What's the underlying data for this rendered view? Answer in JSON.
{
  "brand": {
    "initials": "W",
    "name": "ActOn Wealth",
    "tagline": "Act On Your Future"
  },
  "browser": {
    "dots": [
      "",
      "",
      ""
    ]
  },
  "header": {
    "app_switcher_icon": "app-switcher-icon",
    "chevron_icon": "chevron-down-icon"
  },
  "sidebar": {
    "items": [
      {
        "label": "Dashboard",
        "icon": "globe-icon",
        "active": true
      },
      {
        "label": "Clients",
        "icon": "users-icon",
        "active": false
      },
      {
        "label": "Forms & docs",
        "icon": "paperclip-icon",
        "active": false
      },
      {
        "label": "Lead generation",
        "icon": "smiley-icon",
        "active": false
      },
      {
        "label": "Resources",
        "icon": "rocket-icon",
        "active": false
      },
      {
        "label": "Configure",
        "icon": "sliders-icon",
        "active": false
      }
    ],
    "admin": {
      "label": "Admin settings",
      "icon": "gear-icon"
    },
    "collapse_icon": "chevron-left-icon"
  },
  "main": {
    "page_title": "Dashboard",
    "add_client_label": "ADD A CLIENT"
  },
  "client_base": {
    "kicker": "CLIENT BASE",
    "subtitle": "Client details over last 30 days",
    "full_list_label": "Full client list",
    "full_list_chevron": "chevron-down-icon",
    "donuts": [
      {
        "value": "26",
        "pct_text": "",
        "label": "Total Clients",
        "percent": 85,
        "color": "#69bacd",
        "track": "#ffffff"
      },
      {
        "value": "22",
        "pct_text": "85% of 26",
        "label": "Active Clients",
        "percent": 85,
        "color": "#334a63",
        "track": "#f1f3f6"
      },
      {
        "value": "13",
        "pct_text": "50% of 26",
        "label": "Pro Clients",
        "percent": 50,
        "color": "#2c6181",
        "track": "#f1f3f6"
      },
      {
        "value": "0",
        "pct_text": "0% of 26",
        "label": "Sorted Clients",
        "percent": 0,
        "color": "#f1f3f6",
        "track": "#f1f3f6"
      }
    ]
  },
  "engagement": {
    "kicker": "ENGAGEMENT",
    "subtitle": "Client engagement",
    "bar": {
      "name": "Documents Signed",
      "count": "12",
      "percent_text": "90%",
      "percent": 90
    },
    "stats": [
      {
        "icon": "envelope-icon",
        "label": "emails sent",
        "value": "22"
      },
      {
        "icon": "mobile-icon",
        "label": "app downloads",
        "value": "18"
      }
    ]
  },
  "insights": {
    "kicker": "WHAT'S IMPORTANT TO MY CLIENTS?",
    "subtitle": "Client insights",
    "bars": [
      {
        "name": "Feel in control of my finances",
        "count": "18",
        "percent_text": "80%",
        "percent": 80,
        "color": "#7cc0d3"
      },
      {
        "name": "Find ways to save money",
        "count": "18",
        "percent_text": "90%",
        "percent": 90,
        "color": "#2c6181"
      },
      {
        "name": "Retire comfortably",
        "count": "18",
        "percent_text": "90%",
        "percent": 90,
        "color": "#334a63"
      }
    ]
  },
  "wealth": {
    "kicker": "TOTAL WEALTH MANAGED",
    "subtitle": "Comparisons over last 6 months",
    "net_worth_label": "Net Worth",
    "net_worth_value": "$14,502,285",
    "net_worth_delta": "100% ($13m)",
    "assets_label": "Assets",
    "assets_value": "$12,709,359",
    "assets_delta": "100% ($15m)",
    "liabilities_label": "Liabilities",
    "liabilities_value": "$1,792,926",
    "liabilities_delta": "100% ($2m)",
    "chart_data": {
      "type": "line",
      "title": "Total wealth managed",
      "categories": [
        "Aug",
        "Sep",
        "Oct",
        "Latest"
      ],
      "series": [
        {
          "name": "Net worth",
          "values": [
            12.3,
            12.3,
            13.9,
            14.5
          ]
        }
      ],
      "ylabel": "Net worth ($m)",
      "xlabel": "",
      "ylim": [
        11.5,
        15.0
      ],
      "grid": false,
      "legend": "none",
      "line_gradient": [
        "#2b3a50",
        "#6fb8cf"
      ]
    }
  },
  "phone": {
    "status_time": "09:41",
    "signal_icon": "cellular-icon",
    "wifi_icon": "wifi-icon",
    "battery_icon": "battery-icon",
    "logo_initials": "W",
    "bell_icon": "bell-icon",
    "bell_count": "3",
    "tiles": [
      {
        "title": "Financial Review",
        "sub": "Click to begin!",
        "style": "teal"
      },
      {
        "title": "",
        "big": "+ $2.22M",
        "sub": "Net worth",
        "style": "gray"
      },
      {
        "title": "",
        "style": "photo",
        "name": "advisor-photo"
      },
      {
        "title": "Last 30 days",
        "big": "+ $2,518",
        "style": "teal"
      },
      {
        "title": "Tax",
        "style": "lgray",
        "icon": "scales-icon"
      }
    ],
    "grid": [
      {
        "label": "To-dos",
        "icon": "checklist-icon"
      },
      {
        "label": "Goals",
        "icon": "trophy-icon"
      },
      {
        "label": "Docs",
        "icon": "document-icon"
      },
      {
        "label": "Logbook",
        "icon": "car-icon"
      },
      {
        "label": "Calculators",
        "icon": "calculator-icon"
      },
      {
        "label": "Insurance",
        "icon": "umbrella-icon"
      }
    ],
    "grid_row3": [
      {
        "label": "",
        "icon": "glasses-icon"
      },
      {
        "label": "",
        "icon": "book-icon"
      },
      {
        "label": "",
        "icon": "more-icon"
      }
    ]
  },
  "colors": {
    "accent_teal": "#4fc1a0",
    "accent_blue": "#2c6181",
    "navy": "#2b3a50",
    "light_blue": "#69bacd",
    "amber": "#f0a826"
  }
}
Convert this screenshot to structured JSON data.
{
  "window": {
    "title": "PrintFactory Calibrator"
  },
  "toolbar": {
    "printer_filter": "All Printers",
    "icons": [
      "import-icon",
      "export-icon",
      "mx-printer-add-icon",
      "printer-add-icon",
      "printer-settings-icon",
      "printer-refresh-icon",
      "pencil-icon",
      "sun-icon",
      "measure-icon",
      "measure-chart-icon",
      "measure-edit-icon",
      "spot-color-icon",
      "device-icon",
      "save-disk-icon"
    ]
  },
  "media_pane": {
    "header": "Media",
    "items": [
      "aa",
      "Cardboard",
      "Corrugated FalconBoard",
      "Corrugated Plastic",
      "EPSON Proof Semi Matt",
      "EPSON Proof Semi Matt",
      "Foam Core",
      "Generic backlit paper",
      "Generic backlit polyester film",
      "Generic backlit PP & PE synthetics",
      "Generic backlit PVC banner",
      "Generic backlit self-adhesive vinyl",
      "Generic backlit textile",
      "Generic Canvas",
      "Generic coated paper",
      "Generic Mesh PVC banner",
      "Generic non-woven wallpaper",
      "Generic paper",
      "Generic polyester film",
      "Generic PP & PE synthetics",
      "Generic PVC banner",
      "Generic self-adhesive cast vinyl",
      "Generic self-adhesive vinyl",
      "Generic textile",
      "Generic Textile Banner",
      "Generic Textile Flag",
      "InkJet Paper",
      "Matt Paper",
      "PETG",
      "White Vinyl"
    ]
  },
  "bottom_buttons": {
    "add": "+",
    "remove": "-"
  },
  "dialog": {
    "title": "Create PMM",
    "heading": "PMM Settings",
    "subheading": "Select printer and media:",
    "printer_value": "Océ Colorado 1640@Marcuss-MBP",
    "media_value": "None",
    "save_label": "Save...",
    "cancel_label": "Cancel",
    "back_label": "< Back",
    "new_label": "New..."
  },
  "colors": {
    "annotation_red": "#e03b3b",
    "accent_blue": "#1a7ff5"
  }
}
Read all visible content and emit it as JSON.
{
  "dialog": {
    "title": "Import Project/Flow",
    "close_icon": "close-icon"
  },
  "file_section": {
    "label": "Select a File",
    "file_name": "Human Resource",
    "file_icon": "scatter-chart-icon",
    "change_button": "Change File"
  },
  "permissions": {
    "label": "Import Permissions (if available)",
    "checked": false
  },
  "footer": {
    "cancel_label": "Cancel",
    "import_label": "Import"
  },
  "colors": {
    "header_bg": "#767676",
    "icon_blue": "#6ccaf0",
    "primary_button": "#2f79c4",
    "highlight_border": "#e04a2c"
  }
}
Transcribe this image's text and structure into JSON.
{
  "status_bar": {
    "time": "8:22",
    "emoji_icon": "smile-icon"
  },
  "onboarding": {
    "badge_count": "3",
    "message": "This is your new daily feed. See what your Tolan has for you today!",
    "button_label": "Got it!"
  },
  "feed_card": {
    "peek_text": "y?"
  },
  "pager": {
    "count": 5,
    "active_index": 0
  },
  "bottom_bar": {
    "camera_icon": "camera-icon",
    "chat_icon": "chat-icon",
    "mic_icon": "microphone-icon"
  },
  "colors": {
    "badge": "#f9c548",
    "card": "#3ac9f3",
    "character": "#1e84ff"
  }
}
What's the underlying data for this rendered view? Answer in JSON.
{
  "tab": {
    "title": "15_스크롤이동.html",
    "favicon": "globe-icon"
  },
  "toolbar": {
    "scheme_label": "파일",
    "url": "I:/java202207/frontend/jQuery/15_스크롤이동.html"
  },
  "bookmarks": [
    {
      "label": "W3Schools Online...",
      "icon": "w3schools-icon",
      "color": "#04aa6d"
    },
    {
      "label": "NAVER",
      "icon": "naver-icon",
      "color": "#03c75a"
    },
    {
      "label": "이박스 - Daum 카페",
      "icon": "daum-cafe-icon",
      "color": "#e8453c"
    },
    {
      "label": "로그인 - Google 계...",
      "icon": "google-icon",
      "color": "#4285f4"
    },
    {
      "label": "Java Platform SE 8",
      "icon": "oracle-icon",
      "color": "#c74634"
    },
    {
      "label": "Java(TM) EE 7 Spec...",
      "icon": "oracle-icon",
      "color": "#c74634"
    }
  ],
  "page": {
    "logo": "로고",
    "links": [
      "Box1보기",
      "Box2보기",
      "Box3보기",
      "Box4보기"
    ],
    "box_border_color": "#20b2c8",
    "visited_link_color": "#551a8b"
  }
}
+++++
▶ [What is needed]:
Gather all lines from the records above in which "style" appears.

▶ [Response for this exercise]:
        "style": "teal"
        "style": "gray"
        "style": "photo",
        "style": "teal"
        "style": "lgray",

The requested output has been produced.